Collected data entries:
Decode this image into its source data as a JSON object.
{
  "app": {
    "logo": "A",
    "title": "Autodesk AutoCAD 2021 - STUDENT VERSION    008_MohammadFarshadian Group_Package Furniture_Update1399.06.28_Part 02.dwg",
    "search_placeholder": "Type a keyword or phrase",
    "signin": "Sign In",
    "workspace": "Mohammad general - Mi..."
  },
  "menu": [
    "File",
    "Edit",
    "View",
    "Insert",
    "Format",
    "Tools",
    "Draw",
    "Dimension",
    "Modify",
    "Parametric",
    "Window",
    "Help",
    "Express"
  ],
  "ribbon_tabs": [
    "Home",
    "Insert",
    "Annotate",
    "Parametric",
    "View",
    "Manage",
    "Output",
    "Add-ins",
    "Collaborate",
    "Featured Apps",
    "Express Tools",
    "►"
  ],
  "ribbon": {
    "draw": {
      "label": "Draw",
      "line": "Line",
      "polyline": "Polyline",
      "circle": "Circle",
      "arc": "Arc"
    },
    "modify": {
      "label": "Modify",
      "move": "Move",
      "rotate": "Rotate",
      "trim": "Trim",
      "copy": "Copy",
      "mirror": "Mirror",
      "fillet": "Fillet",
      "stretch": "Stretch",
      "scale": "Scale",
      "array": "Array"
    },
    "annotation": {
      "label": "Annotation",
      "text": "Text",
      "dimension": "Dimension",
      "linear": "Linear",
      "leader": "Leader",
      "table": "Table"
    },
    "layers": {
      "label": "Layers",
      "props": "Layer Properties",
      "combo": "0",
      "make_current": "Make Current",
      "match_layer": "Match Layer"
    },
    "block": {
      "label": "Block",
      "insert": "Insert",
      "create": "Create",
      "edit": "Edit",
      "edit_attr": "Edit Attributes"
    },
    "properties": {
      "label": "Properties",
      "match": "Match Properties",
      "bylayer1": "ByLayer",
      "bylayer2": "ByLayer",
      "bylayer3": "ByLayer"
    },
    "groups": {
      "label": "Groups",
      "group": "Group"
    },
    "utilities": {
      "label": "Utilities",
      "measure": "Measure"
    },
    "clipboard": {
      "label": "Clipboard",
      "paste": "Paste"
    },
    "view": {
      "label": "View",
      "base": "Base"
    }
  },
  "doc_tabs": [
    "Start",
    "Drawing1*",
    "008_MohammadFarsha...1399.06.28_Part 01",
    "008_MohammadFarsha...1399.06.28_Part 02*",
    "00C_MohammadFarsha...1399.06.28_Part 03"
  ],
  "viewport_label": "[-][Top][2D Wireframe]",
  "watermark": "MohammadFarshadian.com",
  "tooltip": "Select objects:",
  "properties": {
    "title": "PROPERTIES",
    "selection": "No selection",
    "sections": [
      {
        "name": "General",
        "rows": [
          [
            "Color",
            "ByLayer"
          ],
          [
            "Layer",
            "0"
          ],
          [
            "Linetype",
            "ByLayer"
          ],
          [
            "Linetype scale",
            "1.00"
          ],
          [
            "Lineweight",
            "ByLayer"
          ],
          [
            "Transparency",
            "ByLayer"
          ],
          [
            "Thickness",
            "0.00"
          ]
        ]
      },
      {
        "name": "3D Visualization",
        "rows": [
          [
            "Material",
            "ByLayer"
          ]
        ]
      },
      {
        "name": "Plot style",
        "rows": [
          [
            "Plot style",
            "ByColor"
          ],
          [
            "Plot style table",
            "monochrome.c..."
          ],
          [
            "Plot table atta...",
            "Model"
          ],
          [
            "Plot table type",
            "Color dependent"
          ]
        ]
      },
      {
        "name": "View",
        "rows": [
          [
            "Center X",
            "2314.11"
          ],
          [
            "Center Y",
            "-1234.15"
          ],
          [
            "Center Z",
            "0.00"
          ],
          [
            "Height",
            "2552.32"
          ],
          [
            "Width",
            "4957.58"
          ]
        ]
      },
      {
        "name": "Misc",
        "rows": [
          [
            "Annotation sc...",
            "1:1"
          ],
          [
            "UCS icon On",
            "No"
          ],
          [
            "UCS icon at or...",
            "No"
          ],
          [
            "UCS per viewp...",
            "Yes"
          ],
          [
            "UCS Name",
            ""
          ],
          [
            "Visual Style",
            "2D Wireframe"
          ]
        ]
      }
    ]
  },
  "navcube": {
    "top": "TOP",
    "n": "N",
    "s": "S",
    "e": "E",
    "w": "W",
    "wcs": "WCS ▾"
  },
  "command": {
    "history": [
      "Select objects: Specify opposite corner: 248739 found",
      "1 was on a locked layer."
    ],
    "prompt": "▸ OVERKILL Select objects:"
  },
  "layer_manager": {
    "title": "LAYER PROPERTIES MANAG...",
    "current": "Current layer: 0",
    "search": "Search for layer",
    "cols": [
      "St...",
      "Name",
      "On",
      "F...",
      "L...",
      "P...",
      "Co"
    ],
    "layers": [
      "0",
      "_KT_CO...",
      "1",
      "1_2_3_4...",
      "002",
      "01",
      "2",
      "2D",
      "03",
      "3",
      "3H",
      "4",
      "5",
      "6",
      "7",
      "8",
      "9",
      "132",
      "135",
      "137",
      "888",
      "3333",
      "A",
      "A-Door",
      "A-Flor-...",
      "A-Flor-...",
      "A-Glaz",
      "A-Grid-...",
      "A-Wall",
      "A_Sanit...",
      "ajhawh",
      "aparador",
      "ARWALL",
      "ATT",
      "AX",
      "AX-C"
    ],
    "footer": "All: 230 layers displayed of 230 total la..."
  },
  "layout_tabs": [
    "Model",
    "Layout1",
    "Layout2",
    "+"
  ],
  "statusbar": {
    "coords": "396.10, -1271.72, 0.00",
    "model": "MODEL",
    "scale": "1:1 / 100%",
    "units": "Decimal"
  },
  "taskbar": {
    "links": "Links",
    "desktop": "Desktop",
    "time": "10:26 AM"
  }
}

▶ _Exercise_: Scan the material above. Copy each line that holds the word "Edit".

▶ _Correct result_:
    "Edit",
      "edit": "Edit",
      "edit_attr": "Edit Attributes"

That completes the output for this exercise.